— Exercise aim —
Find how many lines contain "missed" and state only that number.

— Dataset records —
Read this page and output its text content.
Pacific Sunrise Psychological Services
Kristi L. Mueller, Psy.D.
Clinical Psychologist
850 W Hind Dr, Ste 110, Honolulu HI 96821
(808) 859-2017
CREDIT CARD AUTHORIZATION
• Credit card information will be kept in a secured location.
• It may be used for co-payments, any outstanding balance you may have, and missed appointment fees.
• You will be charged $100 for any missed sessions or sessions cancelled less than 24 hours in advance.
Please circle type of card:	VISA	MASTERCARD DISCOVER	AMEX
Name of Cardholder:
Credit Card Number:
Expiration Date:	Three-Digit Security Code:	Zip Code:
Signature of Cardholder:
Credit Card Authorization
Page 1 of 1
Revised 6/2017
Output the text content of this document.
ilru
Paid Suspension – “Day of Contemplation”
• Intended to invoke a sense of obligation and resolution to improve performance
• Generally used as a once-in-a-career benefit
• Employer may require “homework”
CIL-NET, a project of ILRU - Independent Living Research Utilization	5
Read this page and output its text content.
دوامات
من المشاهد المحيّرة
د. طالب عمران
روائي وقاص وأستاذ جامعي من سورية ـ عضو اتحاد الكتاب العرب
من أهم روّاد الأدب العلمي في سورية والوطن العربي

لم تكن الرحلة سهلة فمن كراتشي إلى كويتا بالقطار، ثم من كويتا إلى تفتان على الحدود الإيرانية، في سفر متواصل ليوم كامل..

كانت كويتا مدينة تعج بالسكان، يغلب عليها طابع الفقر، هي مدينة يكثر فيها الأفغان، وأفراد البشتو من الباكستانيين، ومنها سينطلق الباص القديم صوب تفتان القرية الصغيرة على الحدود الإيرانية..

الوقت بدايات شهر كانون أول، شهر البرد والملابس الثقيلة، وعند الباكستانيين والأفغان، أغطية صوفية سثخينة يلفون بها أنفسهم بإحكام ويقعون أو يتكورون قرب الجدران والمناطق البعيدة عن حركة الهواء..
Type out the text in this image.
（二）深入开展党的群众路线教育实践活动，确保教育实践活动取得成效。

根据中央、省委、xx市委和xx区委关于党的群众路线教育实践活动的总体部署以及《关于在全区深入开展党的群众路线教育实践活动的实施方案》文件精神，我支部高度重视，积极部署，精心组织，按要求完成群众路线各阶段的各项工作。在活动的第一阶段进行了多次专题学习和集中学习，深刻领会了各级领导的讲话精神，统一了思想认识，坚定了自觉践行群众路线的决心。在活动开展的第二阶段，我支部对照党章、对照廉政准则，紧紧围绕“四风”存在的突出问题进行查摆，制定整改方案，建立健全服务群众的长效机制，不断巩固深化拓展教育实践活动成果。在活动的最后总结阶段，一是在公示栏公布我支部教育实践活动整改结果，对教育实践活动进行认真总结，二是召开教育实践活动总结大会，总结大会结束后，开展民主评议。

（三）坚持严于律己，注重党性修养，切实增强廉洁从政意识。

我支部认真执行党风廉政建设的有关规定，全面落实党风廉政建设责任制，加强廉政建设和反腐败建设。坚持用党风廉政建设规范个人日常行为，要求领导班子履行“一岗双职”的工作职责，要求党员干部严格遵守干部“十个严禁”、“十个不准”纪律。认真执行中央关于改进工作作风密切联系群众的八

— Expected output —
2